Entries with figure data:
- - - - -
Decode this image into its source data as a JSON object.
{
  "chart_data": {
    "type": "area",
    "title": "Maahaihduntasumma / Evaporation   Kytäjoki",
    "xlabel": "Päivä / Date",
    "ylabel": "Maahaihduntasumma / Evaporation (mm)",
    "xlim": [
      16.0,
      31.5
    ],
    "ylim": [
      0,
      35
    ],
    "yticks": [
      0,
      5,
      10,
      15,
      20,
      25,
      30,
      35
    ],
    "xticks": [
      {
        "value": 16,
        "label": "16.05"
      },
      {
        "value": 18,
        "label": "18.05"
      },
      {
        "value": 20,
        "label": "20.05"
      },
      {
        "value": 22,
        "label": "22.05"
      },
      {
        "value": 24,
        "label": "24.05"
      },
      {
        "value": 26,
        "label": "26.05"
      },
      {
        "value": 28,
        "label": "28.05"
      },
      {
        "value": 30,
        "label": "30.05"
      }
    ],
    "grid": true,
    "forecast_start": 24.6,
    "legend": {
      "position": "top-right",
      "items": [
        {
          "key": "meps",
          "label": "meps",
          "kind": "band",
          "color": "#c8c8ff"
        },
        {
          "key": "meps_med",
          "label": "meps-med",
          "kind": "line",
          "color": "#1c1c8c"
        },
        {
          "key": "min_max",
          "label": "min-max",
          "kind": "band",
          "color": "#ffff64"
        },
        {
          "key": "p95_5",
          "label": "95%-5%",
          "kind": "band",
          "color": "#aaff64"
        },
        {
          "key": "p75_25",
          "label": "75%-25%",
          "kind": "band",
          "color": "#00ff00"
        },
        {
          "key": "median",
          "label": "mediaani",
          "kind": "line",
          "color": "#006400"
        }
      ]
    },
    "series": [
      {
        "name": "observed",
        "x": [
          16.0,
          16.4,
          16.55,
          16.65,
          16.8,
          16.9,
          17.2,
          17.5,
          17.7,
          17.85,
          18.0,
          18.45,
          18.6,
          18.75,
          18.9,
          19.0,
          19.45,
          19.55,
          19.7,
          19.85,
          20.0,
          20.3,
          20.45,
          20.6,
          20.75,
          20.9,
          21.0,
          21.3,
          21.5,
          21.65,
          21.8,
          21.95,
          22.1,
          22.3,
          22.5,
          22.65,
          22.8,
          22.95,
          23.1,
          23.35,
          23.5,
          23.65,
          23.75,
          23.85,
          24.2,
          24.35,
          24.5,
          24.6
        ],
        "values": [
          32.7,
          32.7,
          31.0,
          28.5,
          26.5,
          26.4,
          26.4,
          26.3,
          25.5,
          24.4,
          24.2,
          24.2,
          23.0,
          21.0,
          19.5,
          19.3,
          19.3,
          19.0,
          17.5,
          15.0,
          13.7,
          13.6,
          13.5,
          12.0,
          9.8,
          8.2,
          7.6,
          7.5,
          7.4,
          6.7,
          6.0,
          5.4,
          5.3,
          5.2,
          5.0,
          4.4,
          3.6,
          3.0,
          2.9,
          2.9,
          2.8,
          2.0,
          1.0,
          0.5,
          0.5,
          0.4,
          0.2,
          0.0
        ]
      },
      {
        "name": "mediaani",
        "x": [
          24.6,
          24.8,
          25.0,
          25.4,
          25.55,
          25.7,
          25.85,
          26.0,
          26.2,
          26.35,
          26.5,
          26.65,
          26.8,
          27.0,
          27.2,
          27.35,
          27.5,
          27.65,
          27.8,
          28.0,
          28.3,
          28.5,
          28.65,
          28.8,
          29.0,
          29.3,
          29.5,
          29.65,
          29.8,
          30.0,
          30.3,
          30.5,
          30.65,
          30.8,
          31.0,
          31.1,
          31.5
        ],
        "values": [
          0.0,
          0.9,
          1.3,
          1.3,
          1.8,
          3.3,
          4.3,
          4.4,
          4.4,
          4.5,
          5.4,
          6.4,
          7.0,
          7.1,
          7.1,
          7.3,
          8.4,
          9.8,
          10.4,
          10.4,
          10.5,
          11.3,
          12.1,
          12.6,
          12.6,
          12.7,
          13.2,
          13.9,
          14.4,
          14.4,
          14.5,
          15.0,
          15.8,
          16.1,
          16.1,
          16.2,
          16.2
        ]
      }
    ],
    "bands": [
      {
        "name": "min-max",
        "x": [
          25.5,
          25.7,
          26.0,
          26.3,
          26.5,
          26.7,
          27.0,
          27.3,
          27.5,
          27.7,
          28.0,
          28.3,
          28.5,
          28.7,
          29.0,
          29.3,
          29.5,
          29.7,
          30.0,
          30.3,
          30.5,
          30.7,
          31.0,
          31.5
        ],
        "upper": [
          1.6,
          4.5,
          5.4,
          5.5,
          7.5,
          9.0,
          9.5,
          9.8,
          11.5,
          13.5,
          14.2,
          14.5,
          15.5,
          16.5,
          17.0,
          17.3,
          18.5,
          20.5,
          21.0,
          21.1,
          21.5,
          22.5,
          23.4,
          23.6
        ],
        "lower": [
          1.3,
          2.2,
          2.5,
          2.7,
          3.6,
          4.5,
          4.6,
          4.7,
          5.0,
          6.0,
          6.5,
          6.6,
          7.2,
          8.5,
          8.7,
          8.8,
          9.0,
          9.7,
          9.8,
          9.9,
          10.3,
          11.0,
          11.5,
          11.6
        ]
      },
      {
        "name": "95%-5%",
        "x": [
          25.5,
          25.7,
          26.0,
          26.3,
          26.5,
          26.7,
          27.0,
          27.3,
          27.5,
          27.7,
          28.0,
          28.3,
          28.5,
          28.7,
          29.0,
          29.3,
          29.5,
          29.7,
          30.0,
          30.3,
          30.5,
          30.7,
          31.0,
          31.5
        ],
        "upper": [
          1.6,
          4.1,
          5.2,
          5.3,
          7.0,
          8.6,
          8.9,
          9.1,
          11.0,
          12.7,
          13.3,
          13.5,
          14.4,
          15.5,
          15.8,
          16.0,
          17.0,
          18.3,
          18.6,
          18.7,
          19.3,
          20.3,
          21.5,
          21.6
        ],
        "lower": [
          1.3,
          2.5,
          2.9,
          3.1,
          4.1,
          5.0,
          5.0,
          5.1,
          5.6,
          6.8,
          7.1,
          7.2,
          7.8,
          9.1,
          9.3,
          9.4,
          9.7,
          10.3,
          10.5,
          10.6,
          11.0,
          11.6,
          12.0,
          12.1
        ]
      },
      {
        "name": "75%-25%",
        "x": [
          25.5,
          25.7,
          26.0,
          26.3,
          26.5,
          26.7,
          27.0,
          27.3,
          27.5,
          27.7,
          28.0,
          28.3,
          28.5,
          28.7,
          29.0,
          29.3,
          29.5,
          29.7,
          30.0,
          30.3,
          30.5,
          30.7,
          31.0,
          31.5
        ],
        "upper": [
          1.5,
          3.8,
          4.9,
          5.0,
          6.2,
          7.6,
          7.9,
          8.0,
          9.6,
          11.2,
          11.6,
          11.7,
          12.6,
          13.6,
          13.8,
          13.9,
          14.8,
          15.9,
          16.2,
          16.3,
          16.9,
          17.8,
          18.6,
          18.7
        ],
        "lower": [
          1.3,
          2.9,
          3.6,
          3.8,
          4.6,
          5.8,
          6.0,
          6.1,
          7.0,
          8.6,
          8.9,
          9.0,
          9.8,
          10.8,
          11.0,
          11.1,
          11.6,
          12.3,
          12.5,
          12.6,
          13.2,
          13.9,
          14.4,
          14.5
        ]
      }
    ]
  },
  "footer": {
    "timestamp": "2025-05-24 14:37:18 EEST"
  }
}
- - - - -
■ **GIVEN REQUEST**: Write the material out exactly, with nothing left out.

■ **RESPONSE TO THE EXERCISE**:
Decode this image into its source data as a JSON object.
{
  "chart_data": {
    "type": "area",
    "title": "Maahaihduntasumma / Evaporation   Kytäjoki",
    "xlabel": "Päivä / Date",
    "ylabel": "Maahaihduntasumma / Evaporation (mm)",
    "xlim": [
      16.0,
      31.5
    ],
    "ylim": [
      0,
      35
    ],
    "yticks": [
      0,
      5,
      10,
      15,
      20,
      25,
      30,
      35
    ],
    "xticks": [
      {
        "value": 16,
        "label": "16.05"
      },
      {
        "value": 18,
        "label": "18.05"
      },
      {
        "value": 20,
        "label": "20.05"
      },
      {
        "value": 22,
        "label": "22.05"
      },
      {
        "value": 24,
        "label": "24.05"
      },
      {
        "value": 26,
        "label": "26.05"
      },
      {
        "value": 28,
        "label": "28.05"
      },
      {
        "value": 30,
        "label": "30.05"
      }
    ],
    "grid": true,
    "forecast_start": 24.6,
    "legend": {
      "position": "top-right",
      "items": [
        {
          "key": "meps",
          "label": "meps",
          "kind": "band",
          "color": "#c8c8ff"
        },
        {
          "key": "meps_med",
          "label": "meps-med",
          "kind": "line",
          "color": "#1c1c8c"
        },
        {
          "key": "min_max",
          "label": "min-max",
          "kind": "band",
          "color": "#ffff64"
        },
        {
          "key": "p95_5",
          "label": "95%-5%",
          "kind": "band",
          "color": "#aaff64"
        },
        {
          "key": "p75_25",
          "label": "75%-25%",
          "kind": "band",
          "color": "#00ff00"
        },
        {
          "key": "median",
          "label": "mediaani",
          "kind": "line",
          "color": "#006400"
        }
      ]
    },
    "series": [
      {
        "name": "observed",
        "x": [
          16.0,
          16.4,
          16.55,
          16.65,
          16.8,
          16.9,
          17.2,
          17.5,
          17.7,
          17.85,
          18.0,
          18.45,
          18.6,
          18.75,
          18.9,
          19.0,
          19.45,
          19.55,
          19.7,
          19.85,
          20.0,
          20.3,
          20.45,
          20.6,
          20.75,
          20.9,
          21.0,
          21.3,
          21.5,
          21.65,
          21.8,
          21.95,
          22.1,
          22.3,
          22.5,
          22.65,
          22.8,
          22.95,
          23.1,
          23.35,
          23.5,
          23.65,
          23.75,
          23.85,
          24.2,
          24.35,
          24.5,
          24.6
        ],
        "values": [
          32.7,
          32.7,
          31.0,
          28.5,
          26.5,
          26.4,
          26.4,
          26.3,
          25.5,
          24.4,
          24.2,
          24.2,
          23.0,
          21.0,
          19.5,
          19.3,
          19.3,
          19.0,
          17.5,
          15.0,
          13.7,
          13.6,
          13.5,
          12.0,
          9.8,
          8.2,
          7.6,
          7.5,
          7.4,
          6.7,
          6.0,
          5.4,
          5.3,
          5.2,
          5.0,
          4.4,
          3.6,
          3.0,
          2.9,
          2.9,
          2.8,
          2.0,
          1.0,
          0.5,
          0.5,
          0.4,
          0.2,
          0.0
        ]
      },
      {
        "name": "mediaani",
        "x": [
          24.6,
          24.8,
          25.0,
          25.4,
          25.55,
          25.7,
          25.85,
          26.0,
          26.2,
          26.35,
          26.5,
          26.65,
          26.8,
          27.0,
          27.2,
          27.35,
          27.5,
          27.65,
          27.8,
          28.0,
          28.3,
          28.5,
          28.65,
          28.8,
          29.0,
          29.3,
          29.5,
          29.65,
          29.8,
          30.0,
          30.3,
          30.5,
          30.65,
          30.8,
          31.0,
          31.1,
          31.5
        ],
        "values": [
          0.0,
          0.9,
          1.3,
          1.3,
          1.8,
          3.3,
          4.3,
          4.4,
          4.4,
          4.5,
          5.4,
          6.4,
          7.0,
          7.1,
          7.1,
          7.3,
          8.4,
          9.8,
          10.4,
          10.4,
          10.5,
          11.3,
          12.1,
          12.6,
          12.6,
          12.7,
          13.2,
          13.9,
          14.4,
          14.4,
          14.5,
          15.0,
          15.8,
          16.1,
          16.1,
          16.2,
          16.2
        ]
      }
    ],
    "bands": [
      {
        "name": "min-max",
        "x": [
          25.5,
          25.7,
          26.0,
          26.3,
          26.5,
          26.7,
          27.0,
          27.3,
          27.5,
          27.7,
          28.0,
          28.3,
          28.5,
          28.7,
          29.0,
          29.3,
          29.5,
          29.7,
          30.0,
          30.3,
          30.5,
          30.7,
          31.0,
          31.5
        ],
        "upper": [
          1.6,
          4.5,
          5.4,
          5.5,
          7.5,
          9.0,
          9.5,
          9.8,
          11.5,
          13.5,
          14.2,
          14.5,
          15.5,
          16.5,
          17.0,
          17.3,
          18.5,
          20.5,
          21.0,
          21.1,
          21.5,
          22.5,
          23.4,
          23.6
        ],
        "lower": [
          1.3,
          2.2,
          2.5,
          2.7,
          3.6,
          4.5,
          4.6,
          4.7,
          5.0,
          6.0,
          6.5,
          6.6,
          7.2,
          8.5,
          8.7,
          8.8,
          9.0,
          9.7,
          9.8,
          9.9,
          10.3,
          11.0,
          11.5,
          11.6
        ]
      },
      {
        "name": "95%-5%",
        "x": [
          25.5,
          25.7,
          26.0,
          26.3,
          26.5,
          26.7,
          27.0,
          27.3,
          27.5,
          27.7,
          28.0,
          28.3,
          28.5,
          28.7,
          29.0,
          29.3,
          29.5,
          29.7,
          30.0,
          30.3,
          30.5,
          30.7,
          31.0,
          31.5
        ],
        "upper": [
          1.6,
          4.1,
          5.2,
          5.3,
          7.0,
          8.6,
          8.9,
          9.1,
          11.0,
          12.7,
          13.3,
          13.5,
          14.4,
          15.5,
          15.8,
          16.0,
          17.0,
          18.3,
          18.6,
          18.7,
          19.3,
          20.3,
          21.5,
          21.6
        ],
        "lower": [
          1.3,
          2.5,
          2.9,
          3.1,
          4.1,
          5.0,
          5.0,
          5.1,
          5.6,
          6.8,
          7.1,
          7.2,
          7.8,
          9.1,
          9.3,
          9.4,
          9.7,
          10.3,
          10.5,
          10.6,
          11.0,
          11.6,
          12.0,
          12.1
        ]
      },
      {
        "name": "75%-25%",
        "x": [
          25.5,
          25.7,
          26.0,
          26.3,
          26.5,
          26.7,
          27.0,
          27.3,
          27.5,
          27.7,
          28.0,
          28.3,
          28.5,
          28.7,
          29.0,
          29.3,
          29.5,
          29.7,
          30.0,
          30.3,
          30.5,
          30.7,
          31.0,
          31.5
        ],
        "upper": [
          1.5,
          3.8,
          4.9,
          5.0,
          6.2,
          7.6,
          7.9,
          8.0,
          9.6,
          11.2,
          11.6,
          11.7,
          12.6,
          13.6,
          13.8,
          13.9,
          14.8,
          15.9,
          16.2,
          16.3,
          16.9,
          17.8,
          18.6,
          18.7
        ],
        "lower": [
          1.3,
          2.9,
          3.6,
          3.8,
          4.6,
          5.8,
          6.0,
          6.1,
          7.0,
          8.6,
          8.9,
          9.0,
          9.8,
          10.8,
          11.0,
          11.1,
          11.6,
          12.3,
          12.5,
          12.6,
          13.2,
          13.9,
          14.4,
          14.5
        ]
      }
    ]
  },
  "footer": {
    "timestamp": "2025-05-24 14:37:18 EEST"
  }
}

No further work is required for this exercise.